┏━━
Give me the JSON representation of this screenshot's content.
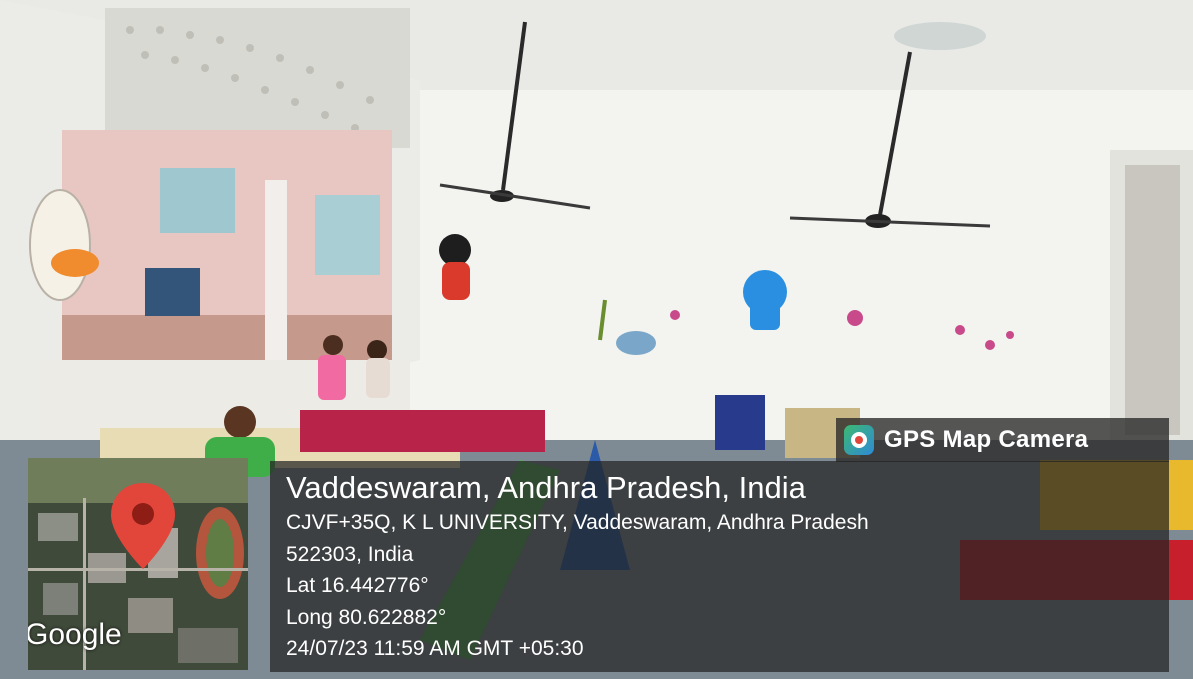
{
  "badge": {
    "label": "GPS Map Camera"
  },
  "map": {
    "provider_label": "Google"
  },
  "location": {
    "title": "Vaddeswaram, Andhra Pradesh, India",
    "address_line1": "CJVF+35Q, K L UNIVERSITY, Vaddeswaram, Andhra Pradesh",
    "address_line2": "522303, India",
    "latitude": "Lat 16.442776°",
    "longitude": "Long 80.622882°",
    "timestamp": "24/07/23 11:59 AM GMT +05:30"
  },
  "colors": {
    "pin_red": "#e2463a",
    "panel": "#232323",
    "wall": "#f2f1ee",
    "floor": "#7f8b94"
  }
}
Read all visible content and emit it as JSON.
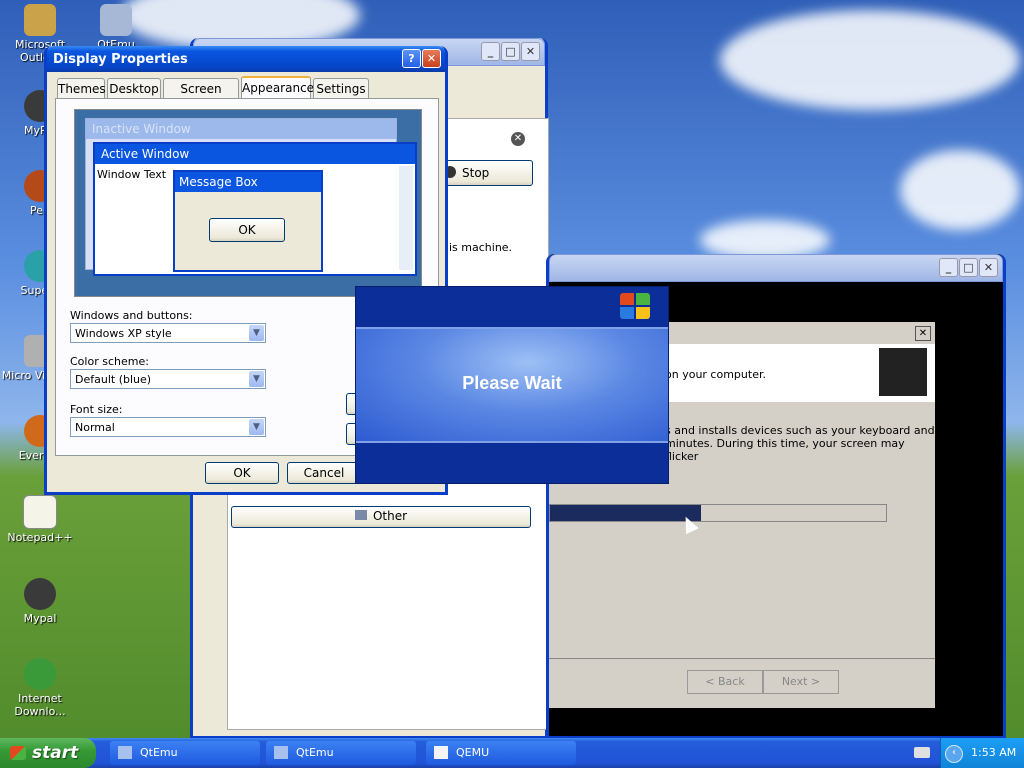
{
  "desktop": {
    "icons": [
      {
        "label": "Microsoft Outlo..."
      },
      {
        "label": "QtEmu"
      },
      {
        "label": "MyPal"
      },
      {
        "label": "Peg"
      },
      {
        "label": "Supern"
      },
      {
        "label": "Micro Visual S"
      },
      {
        "label": "Everyth"
      },
      {
        "label": "Notepad++"
      },
      {
        "label": "Mypal"
      },
      {
        "label": "Internet Downlo..."
      }
    ]
  },
  "display_properties": {
    "title": "Display Properties",
    "tabs": [
      "Themes",
      "Desktop",
      "Screen Saver",
      "Appearance",
      "Settings"
    ],
    "active_tab": "Appearance",
    "preview": {
      "inactive_window": "Inactive Window",
      "active_window": "Active Window",
      "window_text": "Window Text",
      "message_box": "Message Box",
      "ok": "OK"
    },
    "windows_and_buttons_label": "Windows and buttons:",
    "windows_and_buttons_value": "Windows XP style",
    "color_scheme_label": "Color scheme:",
    "color_scheme_value": "Default (blue)",
    "font_size_label": "Font size:",
    "font_size_value": "Normal",
    "ok": "OK",
    "cancel": "Cancel"
  },
  "back_window": {
    "stop_label": "Stop",
    "text_fragment": "is machine.",
    "other_label": "Other"
  },
  "qemu_setup": {
    "text1": "on your computer.",
    "text2": "s and installs devices such as your keyboard and",
    "text3": "minutes.  During this time, your screen may flicker",
    "progress_fraction": 0.45,
    "back": "< Back",
    "next": "Next >"
  },
  "please_wait": {
    "message": "Please Wait"
  },
  "taskbar": {
    "start": "start",
    "buttons": [
      "QtEmu",
      "QtEmu",
      "QEMU"
    ],
    "clock": "1:53 AM"
  },
  "colors": {
    "xp_blue": "#0a56e0",
    "start_green": "#379b37",
    "progress_fill": "#1c2b5e"
  }
}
┗━━
TASK BRIEF: Return, from the data, each line that has the word "Pradesh" in it.

RESPONSE:
    "title": "Vaddeswaram, Andhra Pradesh, India",
    "address_line1": "CJVF+35Q, K L UNIVERSITY, Vaddeswaram, Andhra Pradesh",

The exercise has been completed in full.